Recorded data:

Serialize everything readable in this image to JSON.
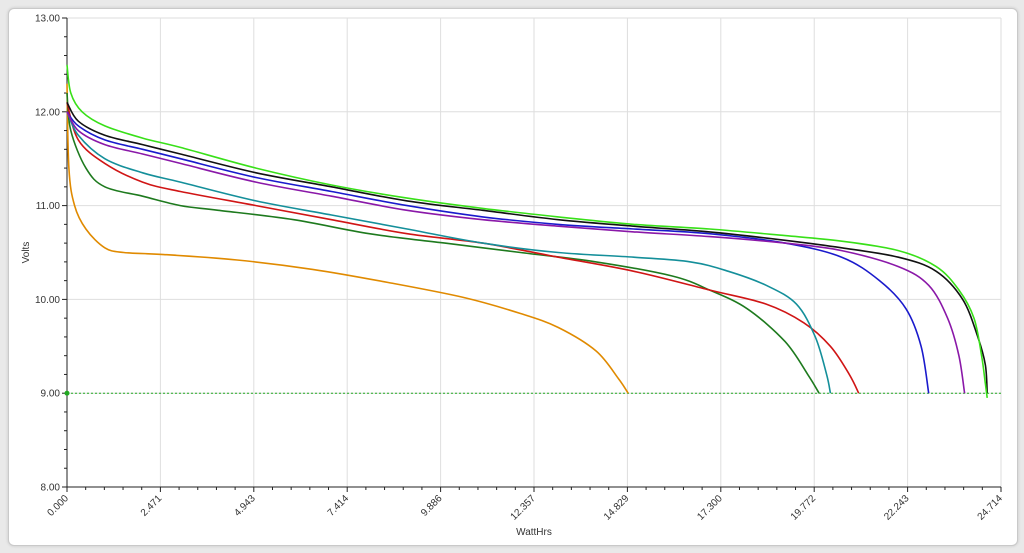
{
  "chart_data": {
    "type": "line",
    "title": "",
    "xlabel": "WattHrs",
    "ylabel": "Volts",
    "xlim": [
      0,
      24.714
    ],
    "ylim": [
      8.0,
      13.0
    ],
    "x_ticks": [
      "0.000",
      "2.471",
      "4.943",
      "7.414",
      "9.886",
      "12.357",
      "14.829",
      "17.300",
      "19.772",
      "22.243",
      "24.714"
    ],
    "y_ticks": [
      "8.00",
      "9.00",
      "10.00",
      "11.00",
      "12.00",
      "13.00"
    ],
    "grid": true,
    "reference_line": {
      "y": 9.0,
      "color": "#22aa22",
      "style": "dotted"
    },
    "series": [
      {
        "color": "#e08a00",
        "points": [
          [
            0,
            12.3
          ],
          [
            0.05,
            11.4
          ],
          [
            0.2,
            11.0
          ],
          [
            0.5,
            10.75
          ],
          [
            1,
            10.55
          ],
          [
            1.5,
            10.5
          ],
          [
            2.5,
            10.48
          ],
          [
            4.5,
            10.42
          ],
          [
            6.5,
            10.32
          ],
          [
            8.5,
            10.18
          ],
          [
            10.5,
            10.02
          ],
          [
            12,
            9.85
          ],
          [
            13,
            9.7
          ],
          [
            14,
            9.45
          ],
          [
            14.6,
            9.15
          ],
          [
            14.85,
            9.0
          ]
        ]
      },
      {
        "color": "#1e7a1e",
        "points": [
          [
            0,
            12.2
          ],
          [
            0.1,
            11.8
          ],
          [
            0.5,
            11.4
          ],
          [
            1,
            11.2
          ],
          [
            2,
            11.1
          ],
          [
            3,
            11.0
          ],
          [
            4,
            10.95
          ],
          [
            6,
            10.85
          ],
          [
            8,
            10.7
          ],
          [
            10,
            10.6
          ],
          [
            12,
            10.5
          ],
          [
            14,
            10.4
          ],
          [
            16,
            10.25
          ],
          [
            17,
            10.1
          ],
          [
            18,
            9.9
          ],
          [
            19,
            9.55
          ],
          [
            19.6,
            9.2
          ],
          [
            19.9,
            9.0
          ]
        ]
      },
      {
        "color": "#d01515",
        "points": [
          [
            0,
            12.1
          ],
          [
            0.3,
            11.7
          ],
          [
            1,
            11.45
          ],
          [
            2,
            11.25
          ],
          [
            3,
            11.15
          ],
          [
            5,
            11.0
          ],
          [
            7,
            10.85
          ],
          [
            9,
            10.7
          ],
          [
            11,
            10.6
          ],
          [
            13,
            10.45
          ],
          [
            15,
            10.3
          ],
          [
            17,
            10.1
          ],
          [
            18.5,
            9.95
          ],
          [
            19.5,
            9.75
          ],
          [
            20.2,
            9.5
          ],
          [
            20.7,
            9.2
          ],
          [
            20.95,
            9.0
          ]
        ]
      },
      {
        "color": "#148f9a",
        "points": [
          [
            0,
            12.0
          ],
          [
            0.3,
            11.75
          ],
          [
            1,
            11.5
          ],
          [
            2,
            11.35
          ],
          [
            3,
            11.25
          ],
          [
            5,
            11.05
          ],
          [
            7,
            10.9
          ],
          [
            9,
            10.75
          ],
          [
            11,
            10.6
          ],
          [
            13,
            10.5
          ],
          [
            15,
            10.45
          ],
          [
            16.5,
            10.4
          ],
          [
            17.5,
            10.3
          ],
          [
            18.5,
            10.15
          ],
          [
            19.3,
            9.95
          ],
          [
            19.8,
            9.6
          ],
          [
            20.1,
            9.2
          ],
          [
            20.2,
            9.0
          ]
        ]
      },
      {
        "color": "#1a1acc",
        "points": [
          [
            0,
            12.0
          ],
          [
            0.3,
            11.85
          ],
          [
            1,
            11.7
          ],
          [
            2,
            11.6
          ],
          [
            3,
            11.5
          ],
          [
            5,
            11.3
          ],
          [
            7,
            11.15
          ],
          [
            9,
            11.0
          ],
          [
            11,
            10.88
          ],
          [
            13,
            10.8
          ],
          [
            15,
            10.75
          ],
          [
            17,
            10.7
          ],
          [
            19,
            10.6
          ],
          [
            20.5,
            10.45
          ],
          [
            21.5,
            10.2
          ],
          [
            22.2,
            9.9
          ],
          [
            22.6,
            9.5
          ],
          [
            22.8,
            9.0
          ]
        ]
      },
      {
        "color": "#8a18a8",
        "points": [
          [
            0,
            12.0
          ],
          [
            0.3,
            11.8
          ],
          [
            1,
            11.65
          ],
          [
            2,
            11.55
          ],
          [
            3,
            11.45
          ],
          [
            5,
            11.25
          ],
          [
            7,
            11.1
          ],
          [
            9,
            10.95
          ],
          [
            11,
            10.85
          ],
          [
            13,
            10.78
          ],
          [
            15,
            10.72
          ],
          [
            17,
            10.67
          ],
          [
            19,
            10.6
          ],
          [
            20.5,
            10.52
          ],
          [
            22,
            10.35
          ],
          [
            22.8,
            10.15
          ],
          [
            23.3,
            9.8
          ],
          [
            23.6,
            9.4
          ],
          [
            23.75,
            9.0
          ]
        ]
      },
      {
        "color": "#111111",
        "points": [
          [
            0,
            12.1
          ],
          [
            0.3,
            11.9
          ],
          [
            1,
            11.75
          ],
          [
            2,
            11.65
          ],
          [
            3,
            11.55
          ],
          [
            5,
            11.35
          ],
          [
            7,
            11.2
          ],
          [
            9,
            11.05
          ],
          [
            11,
            10.95
          ],
          [
            13,
            10.85
          ],
          [
            15,
            10.78
          ],
          [
            17,
            10.72
          ],
          [
            19,
            10.63
          ],
          [
            20.5,
            10.55
          ],
          [
            22,
            10.45
          ],
          [
            23,
            10.3
          ],
          [
            23.7,
            10.0
          ],
          [
            24.1,
            9.6
          ],
          [
            24.3,
            9.3
          ],
          [
            24.35,
            9.0
          ]
        ]
      },
      {
        "color": "#38e018",
        "points": [
          [
            0,
            12.5
          ],
          [
            0.1,
            12.2
          ],
          [
            0.4,
            12.0
          ],
          [
            1,
            11.85
          ],
          [
            2,
            11.72
          ],
          [
            3,
            11.62
          ],
          [
            5,
            11.4
          ],
          [
            7,
            11.22
          ],
          [
            9,
            11.08
          ],
          [
            11,
            10.97
          ],
          [
            13,
            10.88
          ],
          [
            15,
            10.8
          ],
          [
            17,
            10.75
          ],
          [
            19,
            10.68
          ],
          [
            20.5,
            10.62
          ],
          [
            22,
            10.52
          ],
          [
            23,
            10.35
          ],
          [
            23.6,
            10.1
          ],
          [
            24.0,
            9.8
          ],
          [
            24.2,
            9.4
          ],
          [
            24.3,
            9.1
          ],
          [
            24.35,
            8.95
          ]
        ]
      }
    ]
  }
}
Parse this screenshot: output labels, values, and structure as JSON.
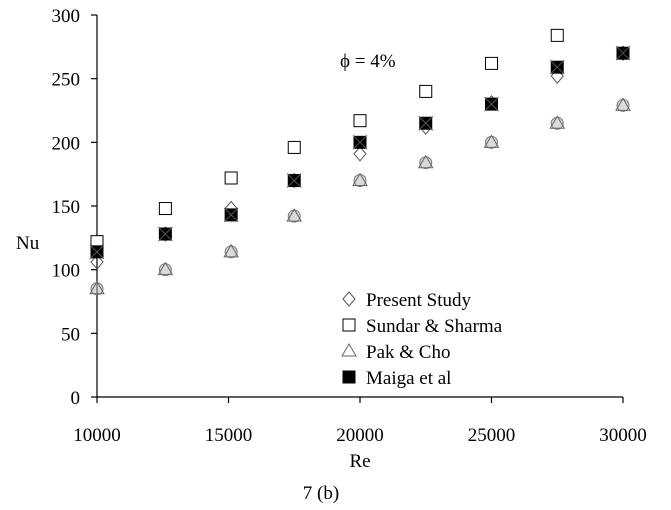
{
  "chart_data": {
    "type": "scatter",
    "xlabel": "Re",
    "ylabel": "Nu",
    "xlim": [
      10000,
      30000
    ],
    "ylim": [
      0,
      300
    ],
    "xticks": [
      10000,
      15000,
      20000,
      25000,
      30000
    ],
    "yticks": [
      0,
      50,
      100,
      150,
      200,
      250,
      300
    ],
    "annotation": "ϕ = 4%",
    "caption": "7 (b)",
    "legend_position": "bottom-right",
    "series": [
      {
        "name": "Present Study",
        "marker": "diamond",
        "x": [
          10000,
          12600,
          15100,
          17500,
          20000,
          22500,
          25000,
          27500,
          30000
        ],
        "y": [
          106,
          128,
          148,
          170,
          191,
          212,
          231,
          252,
          270
        ]
      },
      {
        "name": "Sundar & Sharma",
        "marker": "square",
        "x": [
          10000,
          12600,
          15100,
          17500,
          20000,
          22500,
          25000,
          27500
        ],
        "y": [
          122,
          148,
          172,
          196,
          217,
          240,
          262,
          284
        ]
      },
      {
        "name": "Pak & Cho",
        "marker": "triangle",
        "x": [
          10000,
          12600,
          15100,
          17500,
          20000,
          22500,
          25000,
          27500,
          30000
        ],
        "y": [
          85,
          100,
          114,
          142,
          170,
          184,
          200,
          215,
          229
        ]
      },
      {
        "name": "Maiga et al",
        "marker": "filled-square",
        "x": [
          10000,
          12600,
          15100,
          17500,
          20000,
          22500,
          25000,
          27500,
          30000
        ],
        "y": [
          114,
          128,
          143,
          170,
          200,
          215,
          230,
          259,
          270
        ]
      },
      {
        "name": "",
        "marker": "x",
        "x": [
          10000,
          12600,
          15100,
          17500,
          20000,
          22500,
          25000,
          27500,
          30000
        ],
        "y": [
          114,
          128,
          143,
          170,
          200,
          215,
          230,
          259,
          270
        ]
      },
      {
        "name": "",
        "marker": "circle",
        "x": [
          10000,
          12600,
          15100,
          17500,
          20000,
          22500,
          25000,
          27500,
          30000
        ],
        "y": [
          85,
          100,
          114,
          142,
          170,
          184,
          200,
          215,
          229
        ]
      }
    ]
  }
}
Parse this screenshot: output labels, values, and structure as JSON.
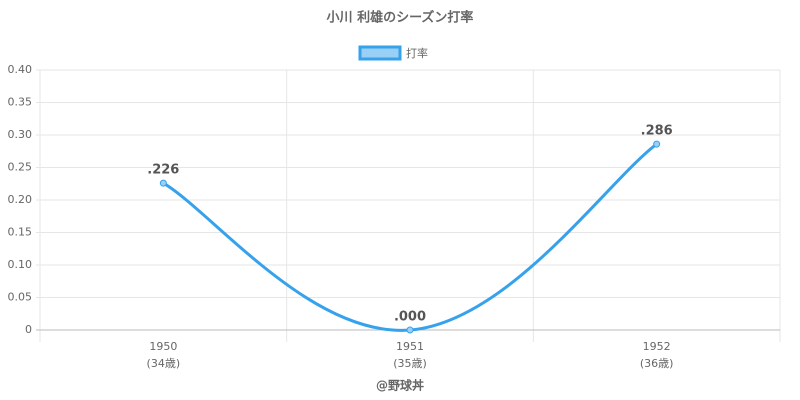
{
  "chart_data": {
    "type": "line",
    "title": "小川 利雄のシーズン打率",
    "categories": [
      "1950",
      "1951",
      "1952"
    ],
    "category_sublabels": [
      "(34歳)",
      "(35歳)",
      "(36歳)"
    ],
    "series": [
      {
        "name": "打率",
        "color": "#36a2eb",
        "values": [
          0.226,
          0,
          0.286
        ],
        "value_labels": [
          ".226",
          ".000",
          ".286"
        ]
      }
    ],
    "ylim": [
      0,
      0.4
    ],
    "yticks": [
      0,
      0.05,
      {
        "value": 0.1,
        "label": "0.10"
      },
      0.15,
      {
        "value": 0.2,
        "label": "0.20"
      },
      0.25,
      {
        "value": 0.3,
        "label": "0.30"
      },
      0.35,
      {
        "value": 0.4,
        "label": "0.40"
      }
    ],
    "grid": true,
    "credit": "@野球丼"
  }
}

Task details: Scan the material above for the word "square". Copy each line where it occurs.

Written answer:
        "marker": "square",
        "marker": "filled-square",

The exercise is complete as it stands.